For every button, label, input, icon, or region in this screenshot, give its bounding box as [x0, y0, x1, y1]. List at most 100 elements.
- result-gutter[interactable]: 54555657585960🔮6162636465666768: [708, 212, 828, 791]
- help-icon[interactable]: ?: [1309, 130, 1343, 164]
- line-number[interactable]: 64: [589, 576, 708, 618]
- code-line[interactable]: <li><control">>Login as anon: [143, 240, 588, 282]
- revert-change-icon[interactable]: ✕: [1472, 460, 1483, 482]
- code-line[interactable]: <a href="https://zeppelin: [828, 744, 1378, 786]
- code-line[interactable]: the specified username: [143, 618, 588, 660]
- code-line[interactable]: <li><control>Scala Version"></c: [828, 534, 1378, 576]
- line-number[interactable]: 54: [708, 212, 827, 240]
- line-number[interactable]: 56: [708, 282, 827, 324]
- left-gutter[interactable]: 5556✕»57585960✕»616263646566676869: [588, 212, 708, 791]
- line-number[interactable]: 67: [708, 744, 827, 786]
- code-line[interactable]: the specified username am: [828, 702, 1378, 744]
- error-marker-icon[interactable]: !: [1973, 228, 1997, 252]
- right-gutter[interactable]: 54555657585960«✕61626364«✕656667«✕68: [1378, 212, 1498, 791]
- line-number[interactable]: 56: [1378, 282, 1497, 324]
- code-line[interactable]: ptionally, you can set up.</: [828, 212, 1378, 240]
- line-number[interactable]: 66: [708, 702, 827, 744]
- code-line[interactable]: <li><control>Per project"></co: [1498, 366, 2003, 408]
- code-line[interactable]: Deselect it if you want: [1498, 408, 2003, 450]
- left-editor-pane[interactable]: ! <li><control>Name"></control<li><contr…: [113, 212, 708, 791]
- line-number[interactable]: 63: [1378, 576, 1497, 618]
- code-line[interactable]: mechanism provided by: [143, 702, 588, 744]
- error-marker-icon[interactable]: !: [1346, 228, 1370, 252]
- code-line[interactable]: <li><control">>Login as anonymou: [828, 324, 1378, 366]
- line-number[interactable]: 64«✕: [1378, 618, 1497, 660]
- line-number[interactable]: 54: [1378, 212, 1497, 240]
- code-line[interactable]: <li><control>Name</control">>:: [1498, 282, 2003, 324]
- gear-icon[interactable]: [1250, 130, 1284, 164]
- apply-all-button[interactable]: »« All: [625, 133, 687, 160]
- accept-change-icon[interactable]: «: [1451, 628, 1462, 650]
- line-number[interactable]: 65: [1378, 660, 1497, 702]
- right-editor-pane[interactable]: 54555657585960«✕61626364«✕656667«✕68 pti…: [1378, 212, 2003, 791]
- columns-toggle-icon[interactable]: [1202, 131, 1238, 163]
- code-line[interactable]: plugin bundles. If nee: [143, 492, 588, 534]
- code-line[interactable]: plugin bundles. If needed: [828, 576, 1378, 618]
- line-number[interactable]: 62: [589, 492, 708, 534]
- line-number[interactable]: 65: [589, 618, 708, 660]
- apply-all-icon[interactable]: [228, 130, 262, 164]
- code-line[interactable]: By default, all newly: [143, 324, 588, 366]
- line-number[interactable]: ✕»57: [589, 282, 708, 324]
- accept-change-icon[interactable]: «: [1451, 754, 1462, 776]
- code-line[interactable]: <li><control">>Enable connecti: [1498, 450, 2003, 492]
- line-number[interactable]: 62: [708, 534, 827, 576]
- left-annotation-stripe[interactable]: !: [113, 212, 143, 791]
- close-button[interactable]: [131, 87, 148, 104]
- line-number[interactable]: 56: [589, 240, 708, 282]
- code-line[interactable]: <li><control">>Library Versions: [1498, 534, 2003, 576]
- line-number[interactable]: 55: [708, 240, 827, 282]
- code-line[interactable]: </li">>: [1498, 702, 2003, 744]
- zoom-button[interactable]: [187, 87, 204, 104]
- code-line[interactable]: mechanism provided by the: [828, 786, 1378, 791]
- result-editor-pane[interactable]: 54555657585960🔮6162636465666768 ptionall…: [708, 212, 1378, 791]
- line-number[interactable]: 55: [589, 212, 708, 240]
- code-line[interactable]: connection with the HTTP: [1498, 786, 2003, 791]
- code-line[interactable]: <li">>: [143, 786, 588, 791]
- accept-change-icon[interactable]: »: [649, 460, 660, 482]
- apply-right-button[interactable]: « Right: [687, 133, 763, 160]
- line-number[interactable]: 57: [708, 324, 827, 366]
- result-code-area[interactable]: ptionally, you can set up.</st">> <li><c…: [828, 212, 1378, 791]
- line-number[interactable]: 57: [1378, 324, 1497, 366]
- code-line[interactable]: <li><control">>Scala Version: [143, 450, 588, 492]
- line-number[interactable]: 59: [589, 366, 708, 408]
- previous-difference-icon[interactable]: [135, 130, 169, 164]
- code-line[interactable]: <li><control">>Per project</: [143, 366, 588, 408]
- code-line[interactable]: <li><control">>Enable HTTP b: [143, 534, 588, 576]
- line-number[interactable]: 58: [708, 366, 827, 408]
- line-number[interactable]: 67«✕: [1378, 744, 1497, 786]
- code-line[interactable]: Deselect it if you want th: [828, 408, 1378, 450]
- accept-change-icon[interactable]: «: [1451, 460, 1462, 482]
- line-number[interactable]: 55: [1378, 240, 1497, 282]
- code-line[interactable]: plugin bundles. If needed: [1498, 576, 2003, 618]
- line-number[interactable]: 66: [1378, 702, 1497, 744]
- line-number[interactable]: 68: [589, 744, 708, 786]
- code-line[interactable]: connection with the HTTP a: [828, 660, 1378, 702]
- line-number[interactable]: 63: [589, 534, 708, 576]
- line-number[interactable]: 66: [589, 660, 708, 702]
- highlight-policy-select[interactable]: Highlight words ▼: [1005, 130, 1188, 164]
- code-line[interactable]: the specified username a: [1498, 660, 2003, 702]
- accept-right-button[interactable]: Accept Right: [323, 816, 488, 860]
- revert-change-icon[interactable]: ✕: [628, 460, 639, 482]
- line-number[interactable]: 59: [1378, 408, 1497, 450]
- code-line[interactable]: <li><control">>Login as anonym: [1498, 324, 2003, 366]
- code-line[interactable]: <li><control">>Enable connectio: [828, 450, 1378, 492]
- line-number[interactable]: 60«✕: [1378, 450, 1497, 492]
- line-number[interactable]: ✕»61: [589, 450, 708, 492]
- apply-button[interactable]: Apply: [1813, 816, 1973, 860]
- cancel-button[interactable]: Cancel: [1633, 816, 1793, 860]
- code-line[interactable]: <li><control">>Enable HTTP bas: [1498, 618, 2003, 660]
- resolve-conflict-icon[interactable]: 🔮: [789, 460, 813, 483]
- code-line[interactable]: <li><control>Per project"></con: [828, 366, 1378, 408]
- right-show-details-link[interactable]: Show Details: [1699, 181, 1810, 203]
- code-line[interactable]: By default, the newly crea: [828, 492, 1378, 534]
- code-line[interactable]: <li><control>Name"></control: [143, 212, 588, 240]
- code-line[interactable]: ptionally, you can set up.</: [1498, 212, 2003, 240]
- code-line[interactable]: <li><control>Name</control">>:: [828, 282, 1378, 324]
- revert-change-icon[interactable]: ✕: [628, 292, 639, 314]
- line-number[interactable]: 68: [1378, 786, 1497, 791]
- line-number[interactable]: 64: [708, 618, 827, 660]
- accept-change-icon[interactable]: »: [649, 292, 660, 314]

- [GIVEN TASK]:
Quote each line of the items above word for word, from the first through the last.

- [WRITTEN ANSWER]:
For every button, label, input, icon, or region in this screenshot, give its bounding box as [x0, y0, x1, y1]. List at most 100 elements.
- result-gutter[interactable]: 54555657585960🔮6162636465666768: [708, 212, 828, 791]
- help-icon[interactable]: ?: [1309, 130, 1343, 164]
- line-number[interactable]: 64: [589, 576, 708, 618]
- code-line[interactable]: <li><control">>Login as anon: [143, 240, 588, 282]
- revert-change-icon[interactable]: ✕: [1472, 460, 1483, 482]
- code-line[interactable]: <a href="https://zeppelin: [828, 744, 1378, 786]
- code-line[interactable]: the specified username: [143, 618, 588, 660]
- code-line[interactable]: <li><control>Scala Version"></c: [828, 534, 1378, 576]
- line-number[interactable]: 54: [708, 212, 827, 240]
- line-number[interactable]: 56: [708, 282, 827, 324]
- left-gutter[interactable]: 5556✕»57585960✕»616263646566676869: [588, 212, 708, 791]
- line-number[interactable]: 67: [708, 744, 827, 786]
- code-line[interactable]: the specified username am: [828, 702, 1378, 744]
- error-marker-icon[interactable]: !: [1973, 228, 1997, 252]
- right-gutter[interactable]: 54555657585960«✕61626364«✕656667«✕68: [1378, 212, 1498, 791]
- line-number[interactable]: 56: [1378, 282, 1497, 324]
- code-line[interactable]: ptionally, you can set up.</: [828, 212, 1378, 240]
- line-number[interactable]: 66: [708, 702, 827, 744]
- code-line[interactable]: <li><control>Per project"></co: [1498, 366, 2003, 408]
- code-line[interactable]: Deselect it if you want: [1498, 408, 2003, 450]
- left-editor-pane[interactable]: ! <li><control>Name"></control<li><contr…: [113, 212, 708, 791]
- line-number[interactable]: 63: [1378, 576, 1497, 618]
- code-line[interactable]: mechanism provided by: [143, 702, 588, 744]
- error-marker-icon[interactable]: !: [1346, 228, 1370, 252]
- code-line[interactable]: <li><control">>Login as anonymou: [828, 324, 1378, 366]
- line-number[interactable]: 64«✕: [1378, 618, 1497, 660]
- line-number[interactable]: 54: [1378, 212, 1497, 240]
- code-line[interactable]: <li><control>Name</control">>:: [1498, 282, 2003, 324]
- gear-icon[interactable]: [1250, 130, 1284, 164]
- apply-all-button[interactable]: »« All: [625, 133, 687, 160]
- accept-change-icon[interactable]: «: [1451, 628, 1462, 650]
- line-number[interactable]: 65: [1378, 660, 1497, 702]
- right-editor-pane[interactable]: 54555657585960«✕61626364«✕656667«✕68 pti…: [1378, 212, 2003, 791]
- columns-toggle-icon[interactable]: [1202, 131, 1238, 163]
- code-line[interactable]: plugin bundles. If nee: [143, 492, 588, 534]
- code-line[interactable]: plugin bundles. If needed: [828, 576, 1378, 618]
- line-number[interactable]: 62: [589, 492, 708, 534]
- line-number[interactable]: 65: [589, 618, 708, 660]
- apply-all-icon[interactable]: [228, 130, 262, 164]
- code-line[interactable]: By default, all newly: [143, 324, 588, 366]
- line-number[interactable]: ✕»57: [589, 282, 708, 324]
- accept-change-icon[interactable]: «: [1451, 754, 1462, 776]
- code-line[interactable]: <li><control">>Enable connecti: [1498, 450, 2003, 492]
- line-number[interactable]: 62: [708, 534, 827, 576]
- left-annotation-stripe[interactable]: !: [113, 212, 143, 791]
- close-button[interactable]: [131, 87, 148, 104]
- line-number[interactable]: 56: [589, 240, 708, 282]
- code-line[interactable]: <li><control">>Library Versions: [1498, 534, 2003, 576]
- line-number[interactable]: 55: [708, 240, 827, 282]
- code-line[interactable]: </li">>: [1498, 702, 2003, 744]
- zoom-button[interactable]: [187, 87, 204, 104]
- code-line[interactable]: mechanism provided by the: [828, 786, 1378, 791]
- result-editor-pane[interactable]: 54555657585960🔮6162636465666768 ptionall…: [708, 212, 1378, 791]
- line-number[interactable]: 55: [589, 212, 708, 240]
- code-line[interactable]: connection with the HTTP: [1498, 786, 2003, 791]
- code-line[interactable]: <li">>: [143, 786, 588, 791]
- accept-change-icon[interactable]: »: [649, 460, 660, 482]
- apply-right-button[interactable]: « Right: [687, 133, 763, 160]
- line-number[interactable]: 57: [708, 324, 827, 366]
- result-code-area[interactable]: ptionally, you can set up.</st">> <li><c…: [828, 212, 1378, 791]
- line-number[interactable]: 57: [1378, 324, 1497, 366]
- code-line[interactable]: <li><control">>Scala Version: [143, 450, 588, 492]
- line-number[interactable]: 59: [589, 366, 708, 408]
- previous-difference-icon[interactable]: [135, 130, 169, 164]
- code-line[interactable]: <li><control">>Per project</: [143, 366, 588, 408]
- code-line[interactable]: <li><control">>Enable HTTP b: [143, 534, 588, 576]
- line-number[interactable]: 58: [708, 366, 827, 408]
- line-number[interactable]: 67«✕: [1378, 744, 1497, 786]
- code-line[interactable]: Deselect it if you want th: [828, 408, 1378, 450]
- accept-change-icon[interactable]: «: [1451, 460, 1462, 482]
- line-number[interactable]: 55: [1378, 240, 1497, 282]
- code-line[interactable]: plugin bundles. If needed: [1498, 576, 2003, 618]
- line-number[interactable]: 66: [1378, 702, 1497, 744]
- line-number[interactable]: 68: [589, 744, 708, 786]
- code-line[interactable]: connection with the HTTP a: [828, 660, 1378, 702]
- line-number[interactable]: 63: [589, 534, 708, 576]
- line-number[interactable]: 66: [589, 660, 708, 702]
- highlight-policy-select[interactable]: Highlight words ▼: [1005, 130, 1188, 164]
- code-line[interactable]: the specified username a: [1498, 660, 2003, 702]
- accept-right-button[interactable]: Accept Right: [323, 816, 488, 860]
- revert-change-icon[interactable]: ✕: [628, 460, 639, 482]
- line-number[interactable]: 59: [1378, 408, 1497, 450]
- code-line[interactable]: <li><control">>Login as anonym: [1498, 324, 2003, 366]
- code-line[interactable]: <li><control">>Enable connectio: [828, 450, 1378, 492]
- line-number[interactable]: 60«✕: [1378, 450, 1497, 492]
- line-number[interactable]: ✕»61: [589, 450, 708, 492]
- apply-button[interactable]: Apply: [1813, 816, 1973, 860]
- cancel-button[interactable]: Cancel: [1633, 816, 1793, 860]
- code-line[interactable]: <li><control">>Enable HTTP bas: [1498, 618, 2003, 660]
- resolve-conflict-icon[interactable]: 🔮: [789, 460, 813, 483]
- code-line[interactable]: <li><control>Per project"></con: [828, 366, 1378, 408]
- right-show-details-link[interactable]: Show Details: [1699, 181, 1810, 203]
- code-line[interactable]: By default, the newly crea: [828, 492, 1378, 534]
- code-line[interactable]: <li><control>Name"></control: [143, 212, 588, 240]
- code-line[interactable]: ptionally, you can set up.</: [1498, 212, 2003, 240]
- code-line[interactable]: <li><control>Name</control">>:: [828, 282, 1378, 324]
- revert-change-icon[interactable]: ✕: [628, 292, 639, 314]
- line-number[interactable]: 68: [1378, 786, 1497, 791]
- line-number[interactable]: 64: [708, 618, 827, 660]
- accept-change-icon[interactable]: »: [649, 292, 660, 314]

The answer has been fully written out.